**To be done**: Could you reproduce each line of the data below verbatim, changing nothing?

**Records for the exercise**:

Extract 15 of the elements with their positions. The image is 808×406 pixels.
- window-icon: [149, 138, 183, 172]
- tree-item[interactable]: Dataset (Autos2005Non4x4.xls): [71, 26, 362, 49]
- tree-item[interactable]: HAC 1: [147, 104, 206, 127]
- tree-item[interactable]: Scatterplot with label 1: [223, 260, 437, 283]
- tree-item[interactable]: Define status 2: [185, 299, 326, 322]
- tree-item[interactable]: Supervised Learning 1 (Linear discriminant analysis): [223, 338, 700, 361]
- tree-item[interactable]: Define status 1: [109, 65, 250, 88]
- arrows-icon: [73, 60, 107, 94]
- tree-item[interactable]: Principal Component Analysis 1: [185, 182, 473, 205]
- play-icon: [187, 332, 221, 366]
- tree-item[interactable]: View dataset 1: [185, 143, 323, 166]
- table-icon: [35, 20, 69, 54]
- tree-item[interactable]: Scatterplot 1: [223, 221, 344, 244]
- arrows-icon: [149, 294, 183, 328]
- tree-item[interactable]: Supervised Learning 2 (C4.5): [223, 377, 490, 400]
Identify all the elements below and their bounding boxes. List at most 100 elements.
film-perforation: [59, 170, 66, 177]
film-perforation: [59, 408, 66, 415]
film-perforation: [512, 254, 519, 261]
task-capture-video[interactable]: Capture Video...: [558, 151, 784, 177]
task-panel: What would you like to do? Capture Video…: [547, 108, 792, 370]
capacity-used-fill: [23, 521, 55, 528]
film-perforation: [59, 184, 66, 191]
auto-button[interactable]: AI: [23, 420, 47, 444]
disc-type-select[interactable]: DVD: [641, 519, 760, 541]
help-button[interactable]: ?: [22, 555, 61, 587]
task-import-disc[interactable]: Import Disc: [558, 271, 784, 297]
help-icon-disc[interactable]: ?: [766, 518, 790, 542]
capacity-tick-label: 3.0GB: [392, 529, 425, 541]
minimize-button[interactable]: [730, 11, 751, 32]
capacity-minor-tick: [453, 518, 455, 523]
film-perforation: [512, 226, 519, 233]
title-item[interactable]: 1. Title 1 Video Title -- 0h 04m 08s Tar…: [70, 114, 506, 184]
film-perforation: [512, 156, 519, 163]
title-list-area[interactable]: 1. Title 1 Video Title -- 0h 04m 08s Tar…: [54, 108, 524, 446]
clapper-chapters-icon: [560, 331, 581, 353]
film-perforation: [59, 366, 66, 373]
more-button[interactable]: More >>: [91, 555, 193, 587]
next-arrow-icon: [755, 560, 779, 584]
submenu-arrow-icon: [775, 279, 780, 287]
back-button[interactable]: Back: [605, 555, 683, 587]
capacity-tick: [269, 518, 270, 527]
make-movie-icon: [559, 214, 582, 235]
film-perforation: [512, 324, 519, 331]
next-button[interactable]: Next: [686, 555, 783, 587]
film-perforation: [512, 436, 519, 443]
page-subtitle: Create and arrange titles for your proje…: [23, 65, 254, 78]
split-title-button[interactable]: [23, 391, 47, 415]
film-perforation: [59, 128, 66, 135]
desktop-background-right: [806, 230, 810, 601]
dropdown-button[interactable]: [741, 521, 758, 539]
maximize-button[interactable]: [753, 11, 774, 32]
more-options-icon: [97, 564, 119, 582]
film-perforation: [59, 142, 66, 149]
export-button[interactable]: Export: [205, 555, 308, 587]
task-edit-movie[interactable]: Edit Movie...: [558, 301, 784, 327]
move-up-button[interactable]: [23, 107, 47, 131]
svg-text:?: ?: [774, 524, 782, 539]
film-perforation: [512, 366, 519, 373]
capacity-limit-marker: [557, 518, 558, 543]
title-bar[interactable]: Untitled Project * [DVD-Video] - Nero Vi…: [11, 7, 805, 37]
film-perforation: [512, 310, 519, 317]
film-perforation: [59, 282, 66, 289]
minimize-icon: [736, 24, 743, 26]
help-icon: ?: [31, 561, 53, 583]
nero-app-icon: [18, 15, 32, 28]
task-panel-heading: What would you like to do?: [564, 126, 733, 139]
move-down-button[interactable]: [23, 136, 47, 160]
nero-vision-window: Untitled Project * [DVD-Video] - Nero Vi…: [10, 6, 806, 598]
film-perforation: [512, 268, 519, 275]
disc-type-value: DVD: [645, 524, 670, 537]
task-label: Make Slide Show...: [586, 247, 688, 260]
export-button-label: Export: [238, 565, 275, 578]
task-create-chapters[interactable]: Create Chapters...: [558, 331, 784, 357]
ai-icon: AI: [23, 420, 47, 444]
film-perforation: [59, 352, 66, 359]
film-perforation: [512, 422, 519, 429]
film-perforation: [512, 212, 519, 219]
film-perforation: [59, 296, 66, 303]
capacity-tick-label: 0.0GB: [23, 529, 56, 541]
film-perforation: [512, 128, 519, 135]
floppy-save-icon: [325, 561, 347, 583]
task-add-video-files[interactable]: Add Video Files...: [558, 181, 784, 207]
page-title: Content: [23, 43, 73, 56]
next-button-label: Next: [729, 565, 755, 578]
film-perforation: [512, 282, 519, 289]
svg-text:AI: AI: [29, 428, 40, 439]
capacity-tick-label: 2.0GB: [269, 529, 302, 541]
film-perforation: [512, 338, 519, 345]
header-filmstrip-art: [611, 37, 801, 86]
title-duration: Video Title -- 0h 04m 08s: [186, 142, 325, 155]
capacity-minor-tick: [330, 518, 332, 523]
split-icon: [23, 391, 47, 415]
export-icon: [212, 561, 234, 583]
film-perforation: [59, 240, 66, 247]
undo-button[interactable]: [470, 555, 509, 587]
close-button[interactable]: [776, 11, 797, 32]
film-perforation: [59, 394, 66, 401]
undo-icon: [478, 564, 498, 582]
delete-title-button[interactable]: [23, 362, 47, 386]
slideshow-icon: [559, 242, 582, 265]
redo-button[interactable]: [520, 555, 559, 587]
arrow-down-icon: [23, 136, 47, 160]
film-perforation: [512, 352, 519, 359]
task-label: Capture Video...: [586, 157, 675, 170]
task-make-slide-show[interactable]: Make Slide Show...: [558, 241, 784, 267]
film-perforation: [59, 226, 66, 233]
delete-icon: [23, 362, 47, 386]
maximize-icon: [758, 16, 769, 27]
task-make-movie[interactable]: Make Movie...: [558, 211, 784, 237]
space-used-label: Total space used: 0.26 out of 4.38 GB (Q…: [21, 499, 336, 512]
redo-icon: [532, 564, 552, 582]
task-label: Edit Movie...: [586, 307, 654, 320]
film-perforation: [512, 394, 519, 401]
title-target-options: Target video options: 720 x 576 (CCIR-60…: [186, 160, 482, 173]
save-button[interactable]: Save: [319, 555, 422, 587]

**The reply**:
Extract 15 of the elements with their positions. The image is 808×406 pixels.
- window-icon: [149, 138, 183, 172]
- tree-item[interactable]: Dataset (Autos2005Non4x4.xls): [71, 26, 362, 49]
- tree-item[interactable]: HAC 1: [147, 104, 206, 127]
- tree-item[interactable]: Scatterplot with label 1: [223, 260, 437, 283]
- tree-item[interactable]: Define status 2: [185, 299, 326, 322]
- tree-item[interactable]: Supervised Learning 1 (Linear discriminant analysis): [223, 338, 700, 361]
- tree-item[interactable]: Define status 1: [109, 65, 250, 88]
- arrows-icon: [73, 60, 107, 94]
- tree-item[interactable]: Principal Component Analysis 1: [185, 182, 473, 205]
- play-icon: [187, 332, 221, 366]
- tree-item[interactable]: View dataset 1: [185, 143, 323, 166]
- table-icon: [35, 20, 69, 54]
- tree-item[interactable]: Scatterplot 1: [223, 221, 344, 244]
- arrows-icon: [149, 294, 183, 328]
- tree-item[interactable]: Supervised Learning 2 (C4.5): [223, 377, 490, 400]
Identify all the elements below and their bounding boxes. List at most 100 elements.
film-perforation: [59, 170, 66, 177]
film-perforation: [59, 408, 66, 415]
film-perforation: [512, 254, 519, 261]
task-capture-video[interactable]: Capture Video...: [558, 151, 784, 177]
task-panel: What would you like to do? Capture Video…: [547, 108, 792, 370]
capacity-used-fill: [23, 521, 55, 528]
film-perforation: [59, 184, 66, 191]
auto-button[interactable]: AI: [23, 420, 47, 444]
disc-type-select[interactable]: DVD: [641, 519, 760, 541]
help-button[interactable]: ?: [22, 555, 61, 587]
task-import-disc[interactable]: Import Disc: [558, 271, 784, 297]
help-icon-disc[interactable]: ?: [766, 518, 790, 542]
capacity-tick-label: 3.0GB: [392, 529, 425, 541]
minimize-button[interactable]: [730, 11, 751, 32]
capacity-minor-tick: [453, 518, 455, 523]
film-perforation: [512, 226, 519, 233]
title-item[interactable]: 1. Title 1 Video Title -- 0h 04m 08s Tar…: [70, 114, 506, 184]
film-perforation: [512, 156, 519, 163]
title-list-area[interactable]: 1. Title 1 Video Title -- 0h 04m 08s Tar…: [54, 108, 524, 446]
clapper-chapters-icon: [560, 331, 581, 353]
film-perforation: [59, 366, 66, 373]
more-button[interactable]: More >>: [91, 555, 193, 587]
next-arrow-icon: [755, 560, 779, 584]
submenu-arrow-icon: [775, 279, 780, 287]
back-button[interactable]: Back: [605, 555, 683, 587]
capacity-tick: [269, 518, 270, 527]
make-movie-icon: [559, 214, 582, 235]
film-perforation: [512, 324, 519, 331]
next-button[interactable]: Next: [686, 555, 783, 587]
film-perforation: [512, 436, 519, 443]
page-subtitle: Create and arrange titles for your proje…: [23, 65, 254, 78]
split-title-button[interactable]: [23, 391, 47, 415]
film-perforation: [59, 128, 66, 135]
desktop-background-right: [806, 230, 810, 601]
dropdown-button[interactable]: [741, 521, 758, 539]
maximize-button[interactable]: [753, 11, 774, 32]
more-options-icon: [97, 564, 119, 582]
film-perforation: [59, 142, 66, 149]
export-button[interactable]: Export: [205, 555, 308, 587]
task-edit-movie[interactable]: Edit Movie...: [558, 301, 784, 327]
move-up-button[interactable]: [23, 107, 47, 131]
svg-text:?: ?: [774, 524, 782, 539]
film-perforation: [512, 366, 519, 373]
capacity-limit-marker: [557, 518, 558, 543]
title-bar[interactable]: Untitled Project * [DVD-Video] - Nero Vi…: [11, 7, 805, 37]
film-perforation: [512, 310, 519, 317]
film-perforation: [59, 282, 66, 289]
minimize-icon: [736, 24, 743, 26]
help-icon: ?: [31, 561, 53, 583]
nero-app-icon: [18, 15, 32, 28]
task-panel-heading: What would you like to do?: [564, 126, 733, 139]
move-down-button[interactable]: [23, 136, 47, 160]
nero-vision-window: Untitled Project * [DVD-Video] - Nero Vi…: [10, 6, 806, 598]
film-perforation: [512, 268, 519, 275]
disc-type-value: DVD: [645, 524, 670, 537]
task-label: Make Slide Show...: [586, 247, 688, 260]
export-button-label: Export: [238, 565, 275, 578]
task-create-chapters[interactable]: Create Chapters...: [558, 331, 784, 357]
ai-icon: AI: [23, 420, 47, 444]
film-perforation: [59, 352, 66, 359]
film-perforation: [512, 422, 519, 429]
film-perforation: [512, 212, 519, 219]
film-perforation: [59, 296, 66, 303]
capacity-tick-label: 0.0GB: [23, 529, 56, 541]
film-perforation: [512, 128, 519, 135]
floppy-save-icon: [325, 561, 347, 583]
task-add-video-files[interactable]: Add Video Files...: [558, 181, 784, 207]
page-title: Content: [23, 43, 73, 56]
next-button-label: Next: [729, 565, 755, 578]
film-perforation: [512, 282, 519, 289]
svg-text:AI: AI: [29, 428, 40, 439]
capacity-tick-label: 2.0GB: [269, 529, 302, 541]
film-perforation: [512, 338, 519, 345]
header-filmstrip-art: [611, 37, 801, 86]
title-duration: Video Title -- 0h 04m 08s: [186, 142, 325, 155]
capacity-minor-tick: [330, 518, 332, 523]
split-icon: [23, 391, 47, 415]
export-icon: [212, 561, 234, 583]
film-perforation: [59, 240, 66, 247]
undo-button[interactable]: [470, 555, 509, 587]
close-button[interactable]: [776, 11, 797, 32]
film-perforation: [59, 394, 66, 401]
undo-icon: [478, 564, 498, 582]
delete-title-button[interactable]: [23, 362, 47, 386]
slideshow-icon: [559, 242, 582, 265]
redo-button[interactable]: [520, 555, 559, 587]
arrow-down-icon: [23, 136, 47, 160]
film-perforation: [512, 352, 519, 359]
task-label: Capture Video...: [586, 157, 675, 170]
task-make-slide-show[interactable]: Make Slide Show...: [558, 241, 784, 267]
film-perforation: [59, 226, 66, 233]
delete-icon: [23, 362, 47, 386]
maximize-icon: [758, 16, 769, 27]
task-make-movie[interactable]: Make Movie...: [558, 211, 784, 237]
space-used-label: Total space used: 0.26 out of 4.38 GB (Q…: [21, 499, 336, 512]
redo-icon: [532, 564, 552, 582]
task-label: Edit Movie...: [586, 307, 654, 320]
film-perforation: [512, 394, 519, 401]
title-target-options: Target video options: 720 x 576 (CCIR-60…: [186, 160, 482, 173]
save-button[interactable]: Save: [319, 555, 422, 587]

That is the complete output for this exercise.